— What you will do —
Without omitting anything, retype the data that follows.

── Dataset excerpts

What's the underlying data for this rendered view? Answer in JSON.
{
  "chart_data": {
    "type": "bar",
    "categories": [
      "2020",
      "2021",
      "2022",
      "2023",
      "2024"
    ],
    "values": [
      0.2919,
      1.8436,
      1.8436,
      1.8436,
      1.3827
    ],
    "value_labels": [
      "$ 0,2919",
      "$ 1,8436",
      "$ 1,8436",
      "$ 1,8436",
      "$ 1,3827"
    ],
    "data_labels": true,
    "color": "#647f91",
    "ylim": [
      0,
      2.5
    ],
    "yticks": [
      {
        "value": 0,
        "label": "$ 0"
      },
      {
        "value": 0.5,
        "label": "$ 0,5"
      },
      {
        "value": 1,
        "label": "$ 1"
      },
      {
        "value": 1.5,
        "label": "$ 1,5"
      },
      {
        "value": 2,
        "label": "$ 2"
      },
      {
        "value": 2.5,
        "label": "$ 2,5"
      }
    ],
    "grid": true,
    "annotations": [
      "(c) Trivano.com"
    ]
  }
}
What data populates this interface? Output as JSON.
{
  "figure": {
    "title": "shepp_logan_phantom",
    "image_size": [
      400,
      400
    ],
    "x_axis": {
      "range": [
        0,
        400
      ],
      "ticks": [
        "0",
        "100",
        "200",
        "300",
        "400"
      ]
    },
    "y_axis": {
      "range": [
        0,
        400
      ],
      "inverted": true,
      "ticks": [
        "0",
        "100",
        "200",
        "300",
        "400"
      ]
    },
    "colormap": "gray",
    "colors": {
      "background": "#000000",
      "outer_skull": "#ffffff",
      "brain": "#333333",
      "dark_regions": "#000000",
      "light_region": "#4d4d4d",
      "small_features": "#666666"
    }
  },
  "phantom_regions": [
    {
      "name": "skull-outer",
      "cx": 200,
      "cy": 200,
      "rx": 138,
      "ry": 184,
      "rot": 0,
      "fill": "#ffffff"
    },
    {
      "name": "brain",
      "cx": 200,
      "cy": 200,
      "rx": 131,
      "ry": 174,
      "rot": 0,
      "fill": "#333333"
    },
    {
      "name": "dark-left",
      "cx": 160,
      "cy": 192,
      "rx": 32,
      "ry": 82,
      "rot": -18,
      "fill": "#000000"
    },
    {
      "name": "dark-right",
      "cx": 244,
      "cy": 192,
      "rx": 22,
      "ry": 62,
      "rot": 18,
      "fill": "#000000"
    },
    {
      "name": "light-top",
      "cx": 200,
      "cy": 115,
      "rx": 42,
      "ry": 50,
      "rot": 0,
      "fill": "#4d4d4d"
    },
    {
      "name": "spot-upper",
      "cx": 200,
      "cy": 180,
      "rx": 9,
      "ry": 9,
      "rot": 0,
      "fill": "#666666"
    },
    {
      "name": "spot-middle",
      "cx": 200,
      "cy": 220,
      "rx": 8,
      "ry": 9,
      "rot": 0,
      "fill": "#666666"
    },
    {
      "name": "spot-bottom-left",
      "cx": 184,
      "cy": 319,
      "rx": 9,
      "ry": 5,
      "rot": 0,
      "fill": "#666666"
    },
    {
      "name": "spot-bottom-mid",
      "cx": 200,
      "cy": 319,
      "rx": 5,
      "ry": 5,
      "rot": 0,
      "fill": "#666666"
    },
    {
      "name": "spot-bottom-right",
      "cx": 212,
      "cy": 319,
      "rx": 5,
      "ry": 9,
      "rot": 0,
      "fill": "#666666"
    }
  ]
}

────

— Solution to the problem —
What's the underlying data for this rendered view? Answer in JSON.
{
  "chart_data": {
    "type": "bar",
    "categories": [
      "2020",
      "2021",
      "2022",
      "2023",
      "2024"
    ],
    "values": [
      0.2919,
      1.8436,
      1.8436,
      1.8436,
      1.3827
    ],
    "value_labels": [
      "$ 0,2919",
      "$ 1,8436",
      "$ 1,8436",
      "$ 1,8436",
      "$ 1,3827"
    ],
    "data_labels": true,
    "color": "#647f91",
    "ylim": [
      0,
      2.5
    ],
    "yticks": [
      {
        "value": 0,
        "label": "$ 0"
      },
      {
        "value": 0.5,
        "label": "$ 0,5"
      },
      {
        "value": 1,
        "label": "$ 1"
      },
      {
        "value": 1.5,
        "label": "$ 1,5"
      },
      {
        "value": 2,
        "label": "$ 2"
      },
      {
        "value": 2.5,
        "label": "$ 2,5"
      }
    ],
    "grid": true,
    "annotations": [
      "(c) Trivano.com"
    ]
  }
}
What data populates this interface? Output as JSON.
{
  "figure": {
    "title": "shepp_logan_phantom",
    "image_size": [
      400,
      400
    ],
    "x_axis": {
      "range": [
        0,
        400
      ],
      "ticks": [
        "0",
        "100",
        "200",
        "300",
        "400"
      ]
    },
    "y_axis": {
      "range": [
        0,
        400
      ],
      "inverted": true,
      "ticks": [
        "0",
        "100",
        "200",
        "300",
        "400"
      ]
    },
    "colormap": "gray",
    "colors": {
      "background": "#000000",
      "outer_skull": "#ffffff",
      "brain": "#333333",
      "dark_regions": "#000000",
      "light_region": "#4d4d4d",
      "small_features": "#666666"
    }
  },
  "phantom_regions": [
    {
      "name": "skull-outer",
      "cx": 200,
      "cy": 200,
      "rx": 138,
      "ry": 184,
      "rot": 0,
      "fill": "#ffffff"
    },
    {
      "name": "brain",
      "cx": 200,
      "cy": 200,
      "rx": 131,
      "ry": 174,
      "rot": 0,
      "fill": "#333333"
    },
    {
      "name": "dark-left",
      "cx": 160,
      "cy": 192,
      "rx": 32,
      "ry": 82,
      "rot": -18,
      "fill": "#000000"
    },
    {
      "name": "dark-right",
      "cx": 244,
      "cy": 192,
      "rx": 22,
      "ry": 62,
      "rot": 18,
      "fill": "#000000"
    },
    {
      "name": "light-top",
      "cx": 200,
      "cy": 115,
      "rx": 42,
      "ry": 50,
      "rot": 0,
      "fill": "#4d4d4d"
    },
    {
      "name": "spot-upper",
      "cx": 200,
      "cy": 180,
      "rx": 9,
      "ry": 9,
      "rot": 0,
      "fill": "#666666"
    },
    {
      "name": "spot-middle",
      "cx": 200,
      "cy": 220,
      "rx": 8,
      "ry": 9,
      "rot": 0,
      "fill": "#666666"
    },
    {
      "name": "spot-bottom-left",
      "cx": 184,
      "cy": 319,
      "rx": 9,
      "ry": 5,
      "rot": 0,
      "fill": "#666666"
    },
    {
      "name": "spot-bottom-mid",
      "cx": 200,
      "cy": 319,
      "rx": 5,
      "ry": 5,
      "rot": 0,
      "fill": "#666666"
    },
    {
      "name": "spot-bottom-right",
      "cx": 212,
      "cy": 319,
      "rx": 5,
      "ry": 9,
      "rot": 0,
      "fill": "#666666"
    }
  ]
}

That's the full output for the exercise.